Exercise prompt: Wherever the string "screenshot" occurs in a line of these records, report that line.
** START Extracted data **
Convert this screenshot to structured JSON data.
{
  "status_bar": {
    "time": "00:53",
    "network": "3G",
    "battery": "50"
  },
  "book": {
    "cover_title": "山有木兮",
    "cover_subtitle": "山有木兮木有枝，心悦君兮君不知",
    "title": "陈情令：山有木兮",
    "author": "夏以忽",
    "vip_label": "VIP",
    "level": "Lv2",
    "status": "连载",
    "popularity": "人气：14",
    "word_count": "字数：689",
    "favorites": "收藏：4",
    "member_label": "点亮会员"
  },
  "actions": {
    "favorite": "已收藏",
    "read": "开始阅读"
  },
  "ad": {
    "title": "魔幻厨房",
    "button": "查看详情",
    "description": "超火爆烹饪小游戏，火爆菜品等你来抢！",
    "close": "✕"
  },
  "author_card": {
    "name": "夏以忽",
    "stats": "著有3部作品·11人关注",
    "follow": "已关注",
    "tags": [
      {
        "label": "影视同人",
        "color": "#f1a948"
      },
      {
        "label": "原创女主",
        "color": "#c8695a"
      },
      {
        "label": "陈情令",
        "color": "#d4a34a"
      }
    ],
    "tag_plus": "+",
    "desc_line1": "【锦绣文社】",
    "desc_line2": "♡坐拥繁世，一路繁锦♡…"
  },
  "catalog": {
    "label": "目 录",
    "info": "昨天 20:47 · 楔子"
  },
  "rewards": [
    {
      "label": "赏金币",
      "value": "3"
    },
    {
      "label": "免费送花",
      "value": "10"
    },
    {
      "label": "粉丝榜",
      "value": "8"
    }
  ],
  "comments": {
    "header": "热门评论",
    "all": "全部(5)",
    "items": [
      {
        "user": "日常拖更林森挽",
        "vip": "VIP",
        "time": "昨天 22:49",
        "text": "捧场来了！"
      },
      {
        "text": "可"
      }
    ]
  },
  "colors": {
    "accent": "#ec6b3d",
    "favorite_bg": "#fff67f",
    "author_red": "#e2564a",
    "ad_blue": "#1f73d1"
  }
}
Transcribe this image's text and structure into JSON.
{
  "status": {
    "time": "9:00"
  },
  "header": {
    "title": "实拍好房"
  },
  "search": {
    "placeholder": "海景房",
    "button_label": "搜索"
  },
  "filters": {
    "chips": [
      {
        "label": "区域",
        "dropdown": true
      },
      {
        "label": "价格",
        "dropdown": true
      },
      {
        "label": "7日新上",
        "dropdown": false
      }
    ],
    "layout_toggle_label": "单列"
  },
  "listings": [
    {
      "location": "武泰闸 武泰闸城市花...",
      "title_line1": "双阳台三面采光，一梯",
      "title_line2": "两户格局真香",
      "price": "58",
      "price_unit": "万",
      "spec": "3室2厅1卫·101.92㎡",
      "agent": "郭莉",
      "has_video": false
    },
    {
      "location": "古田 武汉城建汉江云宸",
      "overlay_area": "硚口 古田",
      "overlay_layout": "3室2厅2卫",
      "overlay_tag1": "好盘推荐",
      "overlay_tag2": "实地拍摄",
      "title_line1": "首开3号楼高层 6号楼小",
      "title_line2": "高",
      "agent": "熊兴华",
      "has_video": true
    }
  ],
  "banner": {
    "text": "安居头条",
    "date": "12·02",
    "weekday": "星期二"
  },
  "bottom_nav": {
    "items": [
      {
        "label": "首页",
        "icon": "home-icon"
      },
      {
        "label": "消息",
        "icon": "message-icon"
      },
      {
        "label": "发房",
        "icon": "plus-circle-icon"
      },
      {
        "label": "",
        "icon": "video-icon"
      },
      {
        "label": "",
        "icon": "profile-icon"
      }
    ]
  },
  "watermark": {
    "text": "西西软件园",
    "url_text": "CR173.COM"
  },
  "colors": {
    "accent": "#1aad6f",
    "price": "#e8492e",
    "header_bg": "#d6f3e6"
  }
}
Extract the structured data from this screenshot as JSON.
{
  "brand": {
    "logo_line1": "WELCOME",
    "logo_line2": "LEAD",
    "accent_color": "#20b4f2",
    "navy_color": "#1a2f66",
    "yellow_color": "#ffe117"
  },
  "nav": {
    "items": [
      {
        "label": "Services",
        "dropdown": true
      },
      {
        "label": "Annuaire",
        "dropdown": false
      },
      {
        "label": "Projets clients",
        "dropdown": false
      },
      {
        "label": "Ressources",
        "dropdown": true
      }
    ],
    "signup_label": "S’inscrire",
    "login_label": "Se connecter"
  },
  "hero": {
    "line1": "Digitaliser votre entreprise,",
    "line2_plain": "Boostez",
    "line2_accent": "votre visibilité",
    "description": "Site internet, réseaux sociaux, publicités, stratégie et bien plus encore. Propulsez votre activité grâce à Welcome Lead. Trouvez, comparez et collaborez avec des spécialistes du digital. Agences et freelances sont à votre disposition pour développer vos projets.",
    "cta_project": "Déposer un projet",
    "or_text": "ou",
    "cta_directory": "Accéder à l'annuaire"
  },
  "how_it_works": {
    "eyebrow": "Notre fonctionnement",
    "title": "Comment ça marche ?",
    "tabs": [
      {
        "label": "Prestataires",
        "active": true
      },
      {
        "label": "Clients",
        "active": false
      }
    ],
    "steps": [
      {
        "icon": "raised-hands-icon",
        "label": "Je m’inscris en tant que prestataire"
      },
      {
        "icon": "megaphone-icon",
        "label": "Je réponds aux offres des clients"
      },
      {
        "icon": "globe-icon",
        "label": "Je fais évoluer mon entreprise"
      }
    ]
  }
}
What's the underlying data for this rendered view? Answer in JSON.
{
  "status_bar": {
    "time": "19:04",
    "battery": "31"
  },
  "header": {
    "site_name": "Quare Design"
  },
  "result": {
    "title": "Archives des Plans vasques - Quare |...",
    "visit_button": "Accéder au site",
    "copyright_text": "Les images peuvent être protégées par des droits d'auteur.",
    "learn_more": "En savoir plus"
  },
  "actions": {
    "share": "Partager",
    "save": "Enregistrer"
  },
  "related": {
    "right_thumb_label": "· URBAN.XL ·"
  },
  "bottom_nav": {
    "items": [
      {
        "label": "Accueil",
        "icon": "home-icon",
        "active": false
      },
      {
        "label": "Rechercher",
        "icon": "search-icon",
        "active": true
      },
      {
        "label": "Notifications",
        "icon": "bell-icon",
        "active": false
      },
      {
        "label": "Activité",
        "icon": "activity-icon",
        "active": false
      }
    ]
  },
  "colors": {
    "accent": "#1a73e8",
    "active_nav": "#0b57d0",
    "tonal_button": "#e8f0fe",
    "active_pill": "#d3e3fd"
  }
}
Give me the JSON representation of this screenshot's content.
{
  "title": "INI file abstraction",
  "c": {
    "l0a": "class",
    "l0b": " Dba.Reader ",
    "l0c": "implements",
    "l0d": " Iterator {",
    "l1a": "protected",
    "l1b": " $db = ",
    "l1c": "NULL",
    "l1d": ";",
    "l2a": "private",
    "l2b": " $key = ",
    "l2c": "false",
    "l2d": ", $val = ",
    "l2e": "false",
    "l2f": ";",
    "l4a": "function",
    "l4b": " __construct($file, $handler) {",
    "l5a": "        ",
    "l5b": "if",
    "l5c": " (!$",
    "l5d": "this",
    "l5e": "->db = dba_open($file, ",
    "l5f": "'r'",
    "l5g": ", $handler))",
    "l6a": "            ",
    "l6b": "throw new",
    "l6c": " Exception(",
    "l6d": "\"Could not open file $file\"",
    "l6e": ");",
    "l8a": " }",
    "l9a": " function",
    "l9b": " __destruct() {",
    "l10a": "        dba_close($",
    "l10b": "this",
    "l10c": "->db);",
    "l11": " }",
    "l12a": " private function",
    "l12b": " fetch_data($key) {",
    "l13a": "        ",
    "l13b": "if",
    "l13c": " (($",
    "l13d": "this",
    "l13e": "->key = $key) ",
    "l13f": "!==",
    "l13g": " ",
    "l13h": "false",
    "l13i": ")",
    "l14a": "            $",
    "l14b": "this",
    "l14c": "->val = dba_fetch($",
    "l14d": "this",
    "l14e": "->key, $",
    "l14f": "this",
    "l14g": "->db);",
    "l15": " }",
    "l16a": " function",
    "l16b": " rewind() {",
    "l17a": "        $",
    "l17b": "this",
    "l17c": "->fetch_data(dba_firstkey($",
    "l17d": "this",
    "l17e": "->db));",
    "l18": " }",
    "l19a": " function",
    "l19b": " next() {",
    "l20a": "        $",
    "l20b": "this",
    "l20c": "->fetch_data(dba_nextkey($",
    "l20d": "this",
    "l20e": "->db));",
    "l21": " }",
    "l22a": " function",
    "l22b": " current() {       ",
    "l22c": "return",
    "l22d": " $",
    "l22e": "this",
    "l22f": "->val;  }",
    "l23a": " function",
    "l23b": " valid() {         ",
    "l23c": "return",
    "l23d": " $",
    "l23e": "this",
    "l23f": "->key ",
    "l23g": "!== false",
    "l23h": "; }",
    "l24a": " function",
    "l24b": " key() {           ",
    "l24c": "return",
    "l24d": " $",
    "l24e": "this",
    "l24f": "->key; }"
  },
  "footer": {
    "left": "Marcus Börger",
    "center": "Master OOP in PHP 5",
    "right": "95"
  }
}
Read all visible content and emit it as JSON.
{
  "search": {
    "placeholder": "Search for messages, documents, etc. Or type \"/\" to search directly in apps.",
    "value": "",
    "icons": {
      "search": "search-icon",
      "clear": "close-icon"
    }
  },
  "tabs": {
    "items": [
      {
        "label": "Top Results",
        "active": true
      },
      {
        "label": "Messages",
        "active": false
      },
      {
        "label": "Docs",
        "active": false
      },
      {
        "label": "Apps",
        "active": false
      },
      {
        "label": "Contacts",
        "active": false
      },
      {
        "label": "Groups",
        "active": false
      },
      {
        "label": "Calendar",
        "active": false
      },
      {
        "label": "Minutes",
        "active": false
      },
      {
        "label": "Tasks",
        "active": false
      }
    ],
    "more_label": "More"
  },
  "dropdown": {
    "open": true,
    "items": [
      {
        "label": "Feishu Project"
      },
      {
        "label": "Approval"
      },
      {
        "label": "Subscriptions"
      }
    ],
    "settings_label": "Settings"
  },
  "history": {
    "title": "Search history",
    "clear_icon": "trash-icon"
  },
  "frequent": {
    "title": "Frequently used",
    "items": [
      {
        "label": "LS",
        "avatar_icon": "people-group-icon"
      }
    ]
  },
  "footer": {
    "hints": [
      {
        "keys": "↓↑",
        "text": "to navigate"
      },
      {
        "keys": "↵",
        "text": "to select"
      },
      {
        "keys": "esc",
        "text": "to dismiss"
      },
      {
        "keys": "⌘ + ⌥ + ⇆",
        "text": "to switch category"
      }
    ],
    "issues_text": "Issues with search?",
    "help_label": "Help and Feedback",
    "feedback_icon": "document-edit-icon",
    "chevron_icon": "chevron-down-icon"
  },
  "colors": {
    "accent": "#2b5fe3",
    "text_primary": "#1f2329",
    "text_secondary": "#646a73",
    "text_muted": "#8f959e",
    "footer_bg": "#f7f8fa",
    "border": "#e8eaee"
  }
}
** END Extracted data **
Solution to this problem:
Convert this screenshot to structured JSON data.
Extract the structured data from this screenshot as JSON.
Give me the JSON representation of this screenshot's content.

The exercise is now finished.